TEXTO PARA LEITURA ▸
____
Antes de tudo, parece que a ideia mítico-poética de Francisco de Assis de valorizar o nascimento de Jesus como o momento incontaminado, puro em si mesmo, que é o da vida vindo ao mundo, foi um ato de força da mística na vida política secular, uma guinada do cristianismo católico ao mundo comum dos homens. Uma criação teológico política verdadeiramente excepcional, dado o tamanho fantástico da distância entre os senhores da teologia e a experiência da vida. Francisco instaurou, em plena crise do século 12, o coração do sagrado na realização da boa nova e na encarnação reconhecida, sem violência, de Deus entre os homens. E também entre os animais, e as estrelas. Era o seu Deus novo, que redescobria o Jesus das ruas e dos campos, na forma de um recém-nascido. Assim ele estabeleceu a figura do presépio – com sua imagem original presente apenas no Evangelho de Lucas – como um primeiro modo “moderno” da mística cristã renascida. Ele inverteu a fixação escatológica, algo terrível, plena de toda violência, na culpa universal frente ao Deus crucificado. Entre o corpo encantado de espírito, vazio de história e de pecados, do bebê, e o corpo dilacerado pelo peso do mundo do homem, Francisco elegia o primeiro. Tal gesto teria imensas repercussões teológico-políticas, celebrando o mais leve e presente de toda vida. Um verdadeiro gênio místico.

De fato, esse complexo do advento do bebê Deus, que só é Deus quando o mundo se inflete sobre ele, se curva leve e sem submissão, por amor, aos seus pés, como ato simples de reconhecimento da fragilidade, da necessidade de cuidado e da maravilha da vida a um tempo, conseguiu evocar, nesse início que por enquanto é o fim ético que conseguimos sustentar, a “fonte de todas as utopias no amor materno” como Adorno disse sobre o assunto. Criação de grande fortuna entre os homens ocidentais, e seu universo mental pesado de constrição diante do Deus adulto assassinado e triste diante do mundo, Francisco deu a ver o caráter fundamental de “devoção materna da cultura”. Tudo parece indicar que a força de um mito vivo desta ordem, que encontra o Deus na natureza humana da vida, que se impôs à modernidade e que chegou embrulhado em pacote ilusório como o paraíso maior da mercadoria até o nosso tempo, deve ter se sustentado em poderosos influxos, que vislumbramos através dos afetos que uma figuração aparentemente tão singela mobiliza entre nós. Pois, como lembra a tradição, muito antes do nascimento do pobre menino, Deus e rei, Sara, com mais de 90 anos, já tivera seu bebê Isaac anunciado diretamente pelo anjo do Senhor, e condensou o seu próprio presépio particular, universal, na fala: “Deus me trouxe o riso, e aquele que dele se aproximar se rirá comigo.”
____
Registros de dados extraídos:
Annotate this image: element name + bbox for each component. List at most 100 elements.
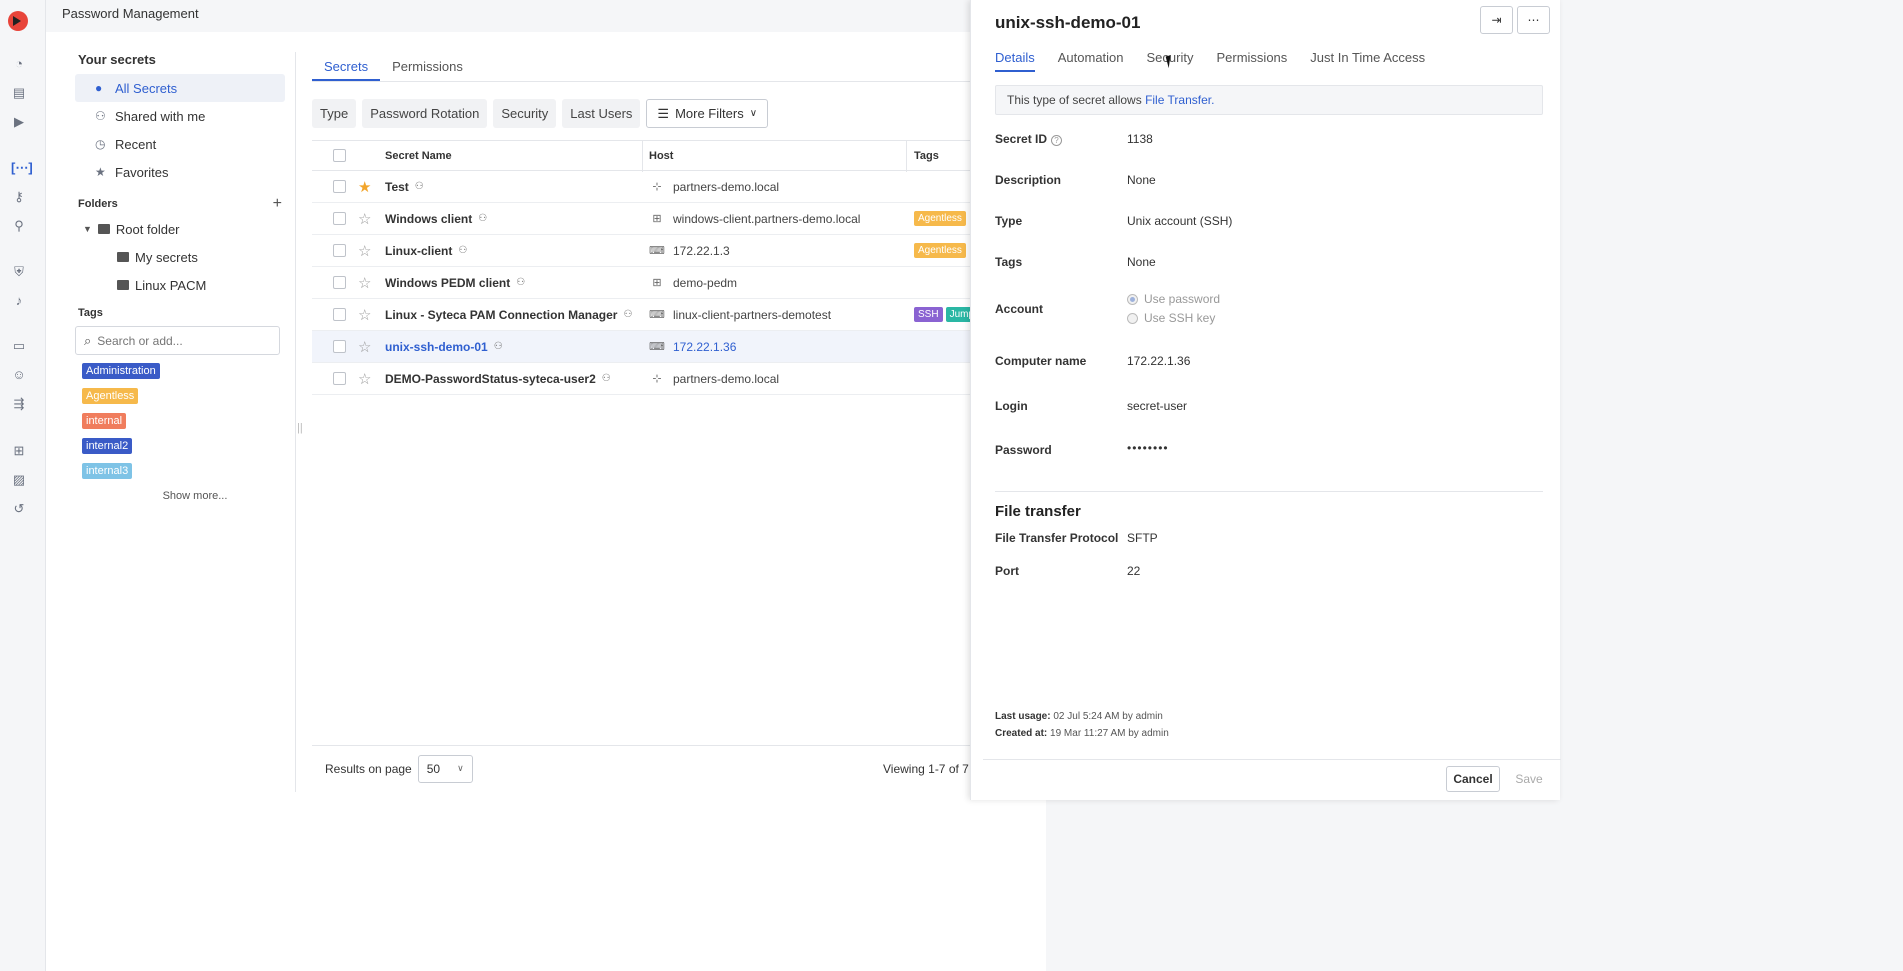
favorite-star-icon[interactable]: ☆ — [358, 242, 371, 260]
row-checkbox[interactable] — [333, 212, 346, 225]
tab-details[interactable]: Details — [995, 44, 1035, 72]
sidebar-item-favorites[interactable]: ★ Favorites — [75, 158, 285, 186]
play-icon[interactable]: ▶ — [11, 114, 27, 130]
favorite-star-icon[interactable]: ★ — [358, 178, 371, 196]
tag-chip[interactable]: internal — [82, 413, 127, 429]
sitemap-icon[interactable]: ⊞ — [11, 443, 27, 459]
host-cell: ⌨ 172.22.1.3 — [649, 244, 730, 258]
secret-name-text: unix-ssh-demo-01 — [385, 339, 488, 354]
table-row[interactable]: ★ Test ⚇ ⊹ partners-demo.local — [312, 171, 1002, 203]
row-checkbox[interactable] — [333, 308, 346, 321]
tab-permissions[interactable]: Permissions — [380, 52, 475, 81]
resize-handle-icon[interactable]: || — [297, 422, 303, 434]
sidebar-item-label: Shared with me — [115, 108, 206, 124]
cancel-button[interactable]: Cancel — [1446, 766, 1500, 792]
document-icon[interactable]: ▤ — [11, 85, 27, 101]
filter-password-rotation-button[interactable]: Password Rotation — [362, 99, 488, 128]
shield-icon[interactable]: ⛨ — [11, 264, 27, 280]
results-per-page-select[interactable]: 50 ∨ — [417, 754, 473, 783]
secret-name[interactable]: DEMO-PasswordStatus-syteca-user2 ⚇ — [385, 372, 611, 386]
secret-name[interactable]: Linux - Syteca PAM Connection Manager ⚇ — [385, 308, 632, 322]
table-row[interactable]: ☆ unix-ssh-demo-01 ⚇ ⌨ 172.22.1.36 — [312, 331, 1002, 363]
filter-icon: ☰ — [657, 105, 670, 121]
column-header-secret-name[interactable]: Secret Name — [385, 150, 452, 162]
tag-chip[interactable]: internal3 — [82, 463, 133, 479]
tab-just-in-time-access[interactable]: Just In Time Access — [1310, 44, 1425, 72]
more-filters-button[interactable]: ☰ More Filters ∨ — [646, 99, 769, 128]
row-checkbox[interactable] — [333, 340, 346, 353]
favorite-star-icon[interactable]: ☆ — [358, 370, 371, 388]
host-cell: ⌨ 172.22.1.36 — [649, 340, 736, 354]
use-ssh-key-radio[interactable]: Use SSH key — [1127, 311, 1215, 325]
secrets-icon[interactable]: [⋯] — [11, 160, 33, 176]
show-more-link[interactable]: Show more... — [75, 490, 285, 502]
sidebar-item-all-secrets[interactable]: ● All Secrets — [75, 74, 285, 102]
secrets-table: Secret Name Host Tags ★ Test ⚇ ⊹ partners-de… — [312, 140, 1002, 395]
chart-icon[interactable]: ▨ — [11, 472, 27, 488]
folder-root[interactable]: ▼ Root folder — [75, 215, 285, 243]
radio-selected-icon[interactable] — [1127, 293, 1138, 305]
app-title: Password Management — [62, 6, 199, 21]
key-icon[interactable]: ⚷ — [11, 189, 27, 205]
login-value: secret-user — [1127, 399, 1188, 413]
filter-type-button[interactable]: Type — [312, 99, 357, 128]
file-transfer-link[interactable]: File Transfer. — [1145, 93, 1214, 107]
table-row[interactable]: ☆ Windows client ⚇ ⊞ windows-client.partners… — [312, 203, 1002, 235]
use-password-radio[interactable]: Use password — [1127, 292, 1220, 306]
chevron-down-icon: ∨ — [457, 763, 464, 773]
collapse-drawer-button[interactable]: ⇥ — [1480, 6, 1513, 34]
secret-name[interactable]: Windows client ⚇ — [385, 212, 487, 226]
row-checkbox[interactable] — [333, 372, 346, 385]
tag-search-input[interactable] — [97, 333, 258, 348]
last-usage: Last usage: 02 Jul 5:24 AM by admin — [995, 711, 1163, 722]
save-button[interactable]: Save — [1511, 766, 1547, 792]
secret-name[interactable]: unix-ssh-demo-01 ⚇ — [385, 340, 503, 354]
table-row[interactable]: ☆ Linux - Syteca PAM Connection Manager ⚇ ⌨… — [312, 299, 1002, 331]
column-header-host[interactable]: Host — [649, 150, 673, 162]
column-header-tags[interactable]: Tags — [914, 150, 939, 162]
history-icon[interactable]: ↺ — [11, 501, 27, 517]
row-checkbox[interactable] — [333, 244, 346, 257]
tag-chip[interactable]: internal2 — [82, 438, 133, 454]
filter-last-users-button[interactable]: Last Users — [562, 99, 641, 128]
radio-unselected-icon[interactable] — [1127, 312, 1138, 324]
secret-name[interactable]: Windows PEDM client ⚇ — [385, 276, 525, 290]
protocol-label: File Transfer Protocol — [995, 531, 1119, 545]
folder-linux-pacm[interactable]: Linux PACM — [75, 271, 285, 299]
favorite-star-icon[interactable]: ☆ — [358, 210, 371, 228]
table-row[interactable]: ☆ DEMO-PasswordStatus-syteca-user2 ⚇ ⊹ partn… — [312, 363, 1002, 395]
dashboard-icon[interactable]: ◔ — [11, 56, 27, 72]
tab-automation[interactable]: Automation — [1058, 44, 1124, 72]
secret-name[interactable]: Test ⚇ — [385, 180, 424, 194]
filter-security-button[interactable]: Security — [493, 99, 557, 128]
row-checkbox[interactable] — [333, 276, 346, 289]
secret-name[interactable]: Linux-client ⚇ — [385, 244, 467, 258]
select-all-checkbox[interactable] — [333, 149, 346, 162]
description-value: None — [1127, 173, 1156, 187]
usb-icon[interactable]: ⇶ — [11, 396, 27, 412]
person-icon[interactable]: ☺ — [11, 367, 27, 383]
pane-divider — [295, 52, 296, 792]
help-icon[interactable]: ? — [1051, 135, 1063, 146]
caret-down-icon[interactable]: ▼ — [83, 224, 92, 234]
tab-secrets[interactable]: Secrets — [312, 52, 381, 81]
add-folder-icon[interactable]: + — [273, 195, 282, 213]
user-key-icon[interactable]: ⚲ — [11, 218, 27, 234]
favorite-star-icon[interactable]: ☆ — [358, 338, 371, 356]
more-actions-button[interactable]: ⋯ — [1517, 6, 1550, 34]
____
Liste todos os trechos que aparecem entre aspas no texto sobre Francisco de Assis e o presépio.

- “moderno”
- “fonte de todas as utopias no amor materno”
- “devoção materna da cultura”
- “Deus me trouxe o riso, e aquele que dele se aproximar se rirá comigo.”